**SHORT EXERCISE**
Tally each line where the word "Open" occurs, then give only the total.

(Stored data)
━━━━
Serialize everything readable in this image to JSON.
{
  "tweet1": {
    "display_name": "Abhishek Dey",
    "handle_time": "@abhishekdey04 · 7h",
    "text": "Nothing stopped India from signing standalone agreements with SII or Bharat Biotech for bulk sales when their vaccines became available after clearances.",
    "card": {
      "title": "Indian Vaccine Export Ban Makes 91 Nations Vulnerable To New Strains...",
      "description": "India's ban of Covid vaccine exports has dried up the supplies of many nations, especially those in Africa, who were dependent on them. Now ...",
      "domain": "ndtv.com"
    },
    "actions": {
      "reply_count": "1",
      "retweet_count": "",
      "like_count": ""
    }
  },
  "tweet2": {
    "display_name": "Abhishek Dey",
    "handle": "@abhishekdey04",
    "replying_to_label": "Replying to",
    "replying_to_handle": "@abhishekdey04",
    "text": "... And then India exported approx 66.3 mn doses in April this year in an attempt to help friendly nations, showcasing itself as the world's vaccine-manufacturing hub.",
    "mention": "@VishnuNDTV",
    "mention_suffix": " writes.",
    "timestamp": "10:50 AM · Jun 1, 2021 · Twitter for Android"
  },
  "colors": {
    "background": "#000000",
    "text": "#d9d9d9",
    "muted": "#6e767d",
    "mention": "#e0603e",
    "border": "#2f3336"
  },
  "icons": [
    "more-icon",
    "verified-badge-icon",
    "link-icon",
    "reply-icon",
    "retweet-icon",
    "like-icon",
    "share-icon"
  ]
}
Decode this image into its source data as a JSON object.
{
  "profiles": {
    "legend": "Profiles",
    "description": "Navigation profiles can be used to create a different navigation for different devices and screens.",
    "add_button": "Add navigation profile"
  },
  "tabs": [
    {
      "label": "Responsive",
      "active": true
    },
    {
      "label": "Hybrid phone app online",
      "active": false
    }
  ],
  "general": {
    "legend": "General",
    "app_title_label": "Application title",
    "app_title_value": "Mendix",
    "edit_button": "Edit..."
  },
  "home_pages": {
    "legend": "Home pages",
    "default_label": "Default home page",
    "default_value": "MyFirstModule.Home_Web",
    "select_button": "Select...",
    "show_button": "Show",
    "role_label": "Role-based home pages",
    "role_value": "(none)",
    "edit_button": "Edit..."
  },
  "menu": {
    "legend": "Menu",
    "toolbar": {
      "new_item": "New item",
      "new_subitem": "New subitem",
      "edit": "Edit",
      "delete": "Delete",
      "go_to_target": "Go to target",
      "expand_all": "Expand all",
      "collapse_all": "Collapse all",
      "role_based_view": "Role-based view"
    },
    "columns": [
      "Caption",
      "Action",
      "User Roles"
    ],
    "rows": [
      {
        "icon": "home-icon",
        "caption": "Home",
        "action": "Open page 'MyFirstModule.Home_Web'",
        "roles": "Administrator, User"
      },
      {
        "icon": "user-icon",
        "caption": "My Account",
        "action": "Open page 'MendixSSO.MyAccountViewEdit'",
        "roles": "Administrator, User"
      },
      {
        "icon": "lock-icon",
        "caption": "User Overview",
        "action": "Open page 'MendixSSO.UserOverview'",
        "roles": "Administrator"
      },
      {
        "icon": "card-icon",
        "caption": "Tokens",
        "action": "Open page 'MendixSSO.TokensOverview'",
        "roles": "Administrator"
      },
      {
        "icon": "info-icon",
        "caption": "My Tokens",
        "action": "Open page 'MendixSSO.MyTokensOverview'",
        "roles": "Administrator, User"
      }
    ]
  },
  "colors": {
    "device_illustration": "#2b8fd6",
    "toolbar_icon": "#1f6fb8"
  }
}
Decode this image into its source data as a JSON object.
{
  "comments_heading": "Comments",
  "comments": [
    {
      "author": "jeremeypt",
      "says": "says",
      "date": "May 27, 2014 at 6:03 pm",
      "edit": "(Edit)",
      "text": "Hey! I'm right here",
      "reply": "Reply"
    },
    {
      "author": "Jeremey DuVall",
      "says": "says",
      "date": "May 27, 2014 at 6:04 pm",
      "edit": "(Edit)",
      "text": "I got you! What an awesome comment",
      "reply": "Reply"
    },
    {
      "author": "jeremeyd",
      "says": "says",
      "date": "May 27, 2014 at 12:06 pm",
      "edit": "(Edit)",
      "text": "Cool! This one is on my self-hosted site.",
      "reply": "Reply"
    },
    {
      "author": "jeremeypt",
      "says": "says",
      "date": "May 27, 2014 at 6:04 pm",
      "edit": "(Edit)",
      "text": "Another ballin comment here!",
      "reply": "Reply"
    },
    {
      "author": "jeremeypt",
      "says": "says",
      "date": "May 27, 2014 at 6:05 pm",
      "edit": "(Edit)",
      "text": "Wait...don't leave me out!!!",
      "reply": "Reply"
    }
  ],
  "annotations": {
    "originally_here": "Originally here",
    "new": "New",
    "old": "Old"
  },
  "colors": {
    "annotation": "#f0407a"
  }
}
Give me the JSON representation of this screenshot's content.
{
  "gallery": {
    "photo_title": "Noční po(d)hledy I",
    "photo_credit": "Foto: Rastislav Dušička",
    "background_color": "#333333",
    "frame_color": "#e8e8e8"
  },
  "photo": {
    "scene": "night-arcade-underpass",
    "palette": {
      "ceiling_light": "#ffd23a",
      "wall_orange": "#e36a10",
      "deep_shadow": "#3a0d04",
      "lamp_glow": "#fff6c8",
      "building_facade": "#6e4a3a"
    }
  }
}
━━━━
**EXPECTED ANSWER**
5